#### [Items]

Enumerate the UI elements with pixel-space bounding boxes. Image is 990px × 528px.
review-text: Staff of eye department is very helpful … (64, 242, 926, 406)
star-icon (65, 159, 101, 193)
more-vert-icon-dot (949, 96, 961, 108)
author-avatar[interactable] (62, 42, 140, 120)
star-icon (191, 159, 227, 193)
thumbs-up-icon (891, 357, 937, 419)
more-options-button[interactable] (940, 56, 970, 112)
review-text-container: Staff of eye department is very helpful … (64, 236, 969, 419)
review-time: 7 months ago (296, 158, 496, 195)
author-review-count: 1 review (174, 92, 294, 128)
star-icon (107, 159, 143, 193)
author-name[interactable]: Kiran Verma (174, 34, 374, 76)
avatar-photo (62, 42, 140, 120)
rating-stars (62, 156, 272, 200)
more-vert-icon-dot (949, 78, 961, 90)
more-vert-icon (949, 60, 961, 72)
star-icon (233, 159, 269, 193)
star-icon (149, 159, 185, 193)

---

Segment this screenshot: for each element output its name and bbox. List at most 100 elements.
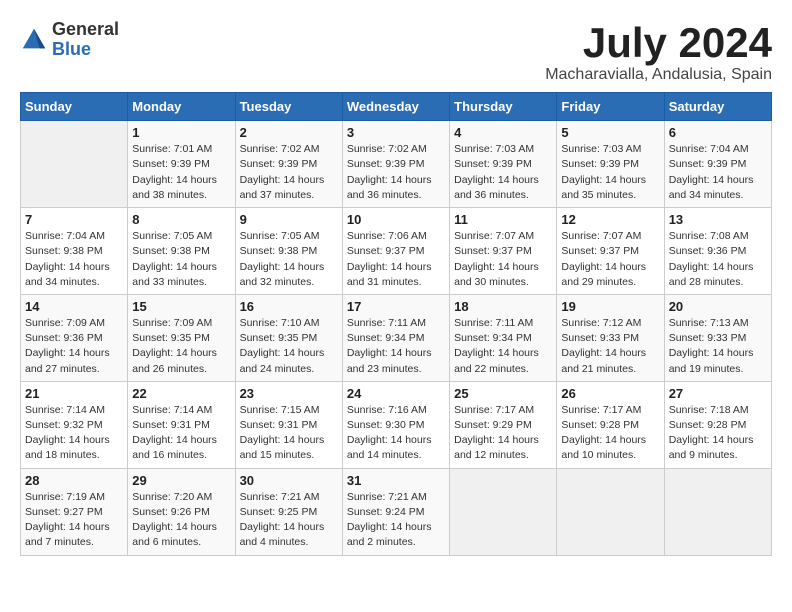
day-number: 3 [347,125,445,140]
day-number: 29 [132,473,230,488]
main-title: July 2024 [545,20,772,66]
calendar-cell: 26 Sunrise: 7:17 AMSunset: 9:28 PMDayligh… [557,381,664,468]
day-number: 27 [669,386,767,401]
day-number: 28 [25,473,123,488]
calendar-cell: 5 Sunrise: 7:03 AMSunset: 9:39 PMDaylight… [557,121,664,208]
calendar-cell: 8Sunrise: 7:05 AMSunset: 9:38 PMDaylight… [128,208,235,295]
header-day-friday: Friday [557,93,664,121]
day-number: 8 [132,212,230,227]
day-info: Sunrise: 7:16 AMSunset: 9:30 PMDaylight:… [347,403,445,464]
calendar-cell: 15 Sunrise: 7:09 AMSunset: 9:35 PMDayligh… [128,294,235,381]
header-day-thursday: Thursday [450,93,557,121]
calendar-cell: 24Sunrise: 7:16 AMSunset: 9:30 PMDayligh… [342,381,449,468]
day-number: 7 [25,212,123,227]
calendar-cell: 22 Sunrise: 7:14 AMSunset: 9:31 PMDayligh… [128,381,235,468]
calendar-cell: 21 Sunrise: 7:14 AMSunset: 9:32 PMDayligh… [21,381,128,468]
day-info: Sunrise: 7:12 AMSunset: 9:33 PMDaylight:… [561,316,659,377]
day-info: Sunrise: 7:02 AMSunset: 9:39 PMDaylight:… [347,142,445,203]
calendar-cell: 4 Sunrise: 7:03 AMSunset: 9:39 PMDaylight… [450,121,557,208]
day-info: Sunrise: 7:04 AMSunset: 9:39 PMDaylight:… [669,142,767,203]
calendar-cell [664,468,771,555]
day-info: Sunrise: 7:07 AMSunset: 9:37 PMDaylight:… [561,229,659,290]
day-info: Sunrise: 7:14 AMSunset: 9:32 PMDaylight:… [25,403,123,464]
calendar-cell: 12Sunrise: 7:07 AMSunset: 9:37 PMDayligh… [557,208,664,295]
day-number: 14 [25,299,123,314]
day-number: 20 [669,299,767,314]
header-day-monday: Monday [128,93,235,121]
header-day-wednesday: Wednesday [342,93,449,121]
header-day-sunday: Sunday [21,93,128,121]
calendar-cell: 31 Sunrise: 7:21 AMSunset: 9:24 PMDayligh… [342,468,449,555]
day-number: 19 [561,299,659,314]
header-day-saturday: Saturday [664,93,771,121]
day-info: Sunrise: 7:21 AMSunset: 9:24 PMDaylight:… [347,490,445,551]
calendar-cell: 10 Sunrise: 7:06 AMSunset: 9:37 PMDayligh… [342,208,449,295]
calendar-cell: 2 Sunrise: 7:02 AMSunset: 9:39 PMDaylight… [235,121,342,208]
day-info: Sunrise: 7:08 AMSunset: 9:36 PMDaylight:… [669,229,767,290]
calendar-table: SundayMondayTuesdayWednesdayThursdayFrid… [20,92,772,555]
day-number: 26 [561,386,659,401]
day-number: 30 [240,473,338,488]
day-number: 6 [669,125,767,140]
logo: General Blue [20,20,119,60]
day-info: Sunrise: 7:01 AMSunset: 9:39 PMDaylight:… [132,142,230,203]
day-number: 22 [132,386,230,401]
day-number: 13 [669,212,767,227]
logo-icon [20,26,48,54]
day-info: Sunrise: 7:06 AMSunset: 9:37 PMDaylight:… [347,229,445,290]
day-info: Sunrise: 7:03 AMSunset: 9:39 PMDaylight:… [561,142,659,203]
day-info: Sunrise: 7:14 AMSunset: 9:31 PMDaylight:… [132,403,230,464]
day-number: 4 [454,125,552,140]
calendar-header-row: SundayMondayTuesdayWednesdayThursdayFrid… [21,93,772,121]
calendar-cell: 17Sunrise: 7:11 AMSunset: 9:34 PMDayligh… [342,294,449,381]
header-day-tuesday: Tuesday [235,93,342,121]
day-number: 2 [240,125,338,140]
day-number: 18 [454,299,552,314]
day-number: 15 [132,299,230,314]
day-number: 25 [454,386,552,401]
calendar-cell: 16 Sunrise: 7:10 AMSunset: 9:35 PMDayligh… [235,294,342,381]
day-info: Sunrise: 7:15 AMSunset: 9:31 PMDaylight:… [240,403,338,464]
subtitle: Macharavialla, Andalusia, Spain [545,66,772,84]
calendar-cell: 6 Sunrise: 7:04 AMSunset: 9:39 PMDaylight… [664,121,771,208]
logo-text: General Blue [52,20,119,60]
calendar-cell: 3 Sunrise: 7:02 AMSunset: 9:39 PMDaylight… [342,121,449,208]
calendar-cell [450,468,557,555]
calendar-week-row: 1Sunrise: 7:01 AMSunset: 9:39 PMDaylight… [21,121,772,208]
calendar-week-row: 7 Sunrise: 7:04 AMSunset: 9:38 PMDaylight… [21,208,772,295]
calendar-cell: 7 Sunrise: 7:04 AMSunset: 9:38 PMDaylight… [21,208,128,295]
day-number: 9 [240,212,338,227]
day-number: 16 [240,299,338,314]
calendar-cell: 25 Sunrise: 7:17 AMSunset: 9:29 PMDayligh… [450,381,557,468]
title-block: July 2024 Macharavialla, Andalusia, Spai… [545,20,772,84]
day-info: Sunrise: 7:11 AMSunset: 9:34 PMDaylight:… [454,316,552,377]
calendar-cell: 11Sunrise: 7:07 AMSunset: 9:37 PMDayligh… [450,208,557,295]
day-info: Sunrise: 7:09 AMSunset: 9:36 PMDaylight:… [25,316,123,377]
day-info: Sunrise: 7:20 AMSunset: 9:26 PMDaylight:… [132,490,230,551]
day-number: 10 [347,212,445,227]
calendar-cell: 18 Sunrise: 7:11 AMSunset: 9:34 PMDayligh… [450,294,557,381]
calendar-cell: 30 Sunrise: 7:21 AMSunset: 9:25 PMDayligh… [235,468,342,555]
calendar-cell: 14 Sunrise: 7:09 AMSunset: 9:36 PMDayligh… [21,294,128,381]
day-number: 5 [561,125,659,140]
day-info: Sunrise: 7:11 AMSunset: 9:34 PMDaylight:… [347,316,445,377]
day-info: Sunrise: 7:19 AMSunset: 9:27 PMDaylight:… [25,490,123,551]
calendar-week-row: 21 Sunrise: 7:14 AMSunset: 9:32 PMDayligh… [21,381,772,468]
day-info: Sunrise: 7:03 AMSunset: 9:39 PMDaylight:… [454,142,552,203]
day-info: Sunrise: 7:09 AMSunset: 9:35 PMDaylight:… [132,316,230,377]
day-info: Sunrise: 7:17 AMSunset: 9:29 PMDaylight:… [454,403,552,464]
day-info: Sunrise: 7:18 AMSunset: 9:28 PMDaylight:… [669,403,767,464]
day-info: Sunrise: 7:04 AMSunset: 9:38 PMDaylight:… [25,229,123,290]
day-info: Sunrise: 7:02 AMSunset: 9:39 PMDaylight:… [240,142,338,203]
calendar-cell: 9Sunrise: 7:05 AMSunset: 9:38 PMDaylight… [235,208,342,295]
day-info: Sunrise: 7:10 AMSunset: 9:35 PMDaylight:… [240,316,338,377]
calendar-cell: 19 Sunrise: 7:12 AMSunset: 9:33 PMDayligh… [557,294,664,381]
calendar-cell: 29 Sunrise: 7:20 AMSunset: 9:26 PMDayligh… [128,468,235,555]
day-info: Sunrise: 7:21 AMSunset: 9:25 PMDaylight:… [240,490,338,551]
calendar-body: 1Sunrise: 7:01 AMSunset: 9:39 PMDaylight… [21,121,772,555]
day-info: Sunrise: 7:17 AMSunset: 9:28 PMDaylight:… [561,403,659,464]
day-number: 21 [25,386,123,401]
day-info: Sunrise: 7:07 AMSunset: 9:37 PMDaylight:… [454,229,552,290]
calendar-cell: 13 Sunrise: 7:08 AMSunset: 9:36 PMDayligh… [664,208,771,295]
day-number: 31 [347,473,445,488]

#### [Work to do]
Copy out the records verbatim, starting at the line that contains "Enumerate the UI" and ending at the line that contains "more-vert-icon-dot (949, 96, 961, 108)", with both of those lines included.

#### [Exercise solution]
Enumerate the UI elements with pixel-space bounding boxes. Image is 990px × 528px.
review-text: Staff of eye department is very helpful … (64, 242, 926, 406)
star-icon (65, 159, 101, 193)
more-vert-icon-dot (949, 96, 961, 108)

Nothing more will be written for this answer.